- **Aufgabe 1**: Wandle den Teil der Datensätze, der mit deren erster Zeile beginnt und mit der Zeile endet, die „data-label: 19 [658, 430, 674, 440]“ enthält, in eine Markdown-Tabelle mit den Spalten „Nr“ (laufende Zeilennummer) und „Zeile“ um. Beide Grenzzeilen gehören dazu, Leerzeilen entfallen.
————
Leseprobe
Inhaltsverzeichnis
1. Einleitung: Branding in der Politik oder was ist „politisches Branding“?
2. Parteien als Marke in Deutschland
2.1 Zwischenfazit
3. Parteien als Marke in Russland
3.1 Zwischenfazit
4. Vergleich und Fazit
5. Literaturverzeichnis
1. Einleitung: Branding in der Politik oder was ist „politisches Branding“?
Der Wahlprozess ist heutzutage eine der wichtigsten Merkmale einer demokratischen Gesellschaft. Die Wählerschaft muss durch die Einbeziehung ihrer Präferenzen in die politische Strategie der Parteien integriert werden. Die Lösung dieses Problems gehört zum Bereich des politischen Managements. Heute kann man verschiedene Arten der politischen Kommunikation beobachten, wie z.B. PR (Public Relations), politische Werbung, politische Propaganda und politisches Branding (Politikmarken). Letztere Form des politischen Managements ist eine neue Technologie für die Politik und wurde aus dem kommerziellen Bereich übernommen.
————
- **Aufgabe 2**: Übernimm aus dem Textauszug über politisches Branding wortgetreu den Abschnitt, der mit den Worten „2. Parteien als“ beginnt und mit „kommerziellen Bereich übernommen.“ endet.

- **Ausgelesene Daten**:
————
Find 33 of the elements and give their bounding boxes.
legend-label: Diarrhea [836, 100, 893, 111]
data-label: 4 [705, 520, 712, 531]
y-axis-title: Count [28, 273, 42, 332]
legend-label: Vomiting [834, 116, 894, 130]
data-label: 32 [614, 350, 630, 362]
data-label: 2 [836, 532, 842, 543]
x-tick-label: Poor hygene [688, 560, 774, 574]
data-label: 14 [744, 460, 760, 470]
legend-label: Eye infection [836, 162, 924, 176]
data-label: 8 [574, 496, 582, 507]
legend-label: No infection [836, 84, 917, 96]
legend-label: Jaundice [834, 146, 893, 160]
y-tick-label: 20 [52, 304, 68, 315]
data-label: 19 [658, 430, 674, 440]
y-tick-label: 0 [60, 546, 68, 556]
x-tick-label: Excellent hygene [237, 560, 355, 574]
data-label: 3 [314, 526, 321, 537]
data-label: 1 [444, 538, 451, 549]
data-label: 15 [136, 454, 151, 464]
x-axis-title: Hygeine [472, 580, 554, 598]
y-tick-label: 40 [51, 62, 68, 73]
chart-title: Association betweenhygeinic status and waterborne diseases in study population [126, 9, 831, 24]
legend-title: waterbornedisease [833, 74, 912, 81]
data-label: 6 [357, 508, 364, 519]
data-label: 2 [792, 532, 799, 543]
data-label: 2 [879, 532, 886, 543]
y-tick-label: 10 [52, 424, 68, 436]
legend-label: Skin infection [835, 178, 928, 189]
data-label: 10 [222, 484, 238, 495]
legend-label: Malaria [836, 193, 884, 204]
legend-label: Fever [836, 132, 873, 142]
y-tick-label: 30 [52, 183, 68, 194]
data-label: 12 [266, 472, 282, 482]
————
- **Endergebnis 1**:
| Nr | Zeile |
|---|---|
| 1 | Find 33 of the elements and give their bounding boxes. |
| 2 | legend-label: Diarrhea [836, 100, 893, 111] |
| 3 | data-label: 4 [705, 520, 712, 531] |
| 4 | y-axis-title: Count [28, 273, 42, 332] |
| 5 | legend-label: Vomiting [834, 116, 894, 130] |
| 6 | data-label: 32 [614, 350, 630, 362] |
| 7 | data-label: 2 [836, 532, 842, 543] |
| 8 | x-tick-label: Poor hygene [688, 560, 774, 574] |
| 9 | data-label: 14 [744, 460, 760, 470] |
| 10 | legend-label: Eye infection [836, 162, 924, 176] |
| 11 | data-label: 8 [574, 496, 582, 507] |
| 12 | legend-label: No infection [836, 84, 917, 96] |
| 13 | legend-label: Jaundice [834, 146, 893, 160] |
| 14 | y-tick-label: 20 [52, 304, 68, 315] |
| 15 | data-label: 19 [658, 430, 674, 440] |

- **Endergebnis 2**:
2. Parteien als Marke in Deutschland
2.1 Zwischenfazit
3. Parteien als Marke in Russland
3.1 Zwischenfazit
4. Vergleich und Fazit
5. Literaturverzeichnis
1. Einleitung: Branding in der Politik oder was ist „politisches Branding“?
Der Wahlprozess ist heutzutage eine der wichtigsten Merkmale einer demokratischen Gesellschaft. Die Wählerschaft muss durch die Einbeziehung ihrer Präferenzen in die politische Strategie der Parteien integriert werden. Die Lösung dieses Problems gehört zum Bereich des politischen Managements. Heute kann man verschiedene Arten der politischen Kommunikation beobachten, wie z.B. PR (Public Relations), politische Werbung, politische Propaganda und politisches Branding (Politikmarken). Letztere Form des politischen Managements ist eine neue Technologie für die Politik und wurde aus dem kommerziellen Bereich übernommen.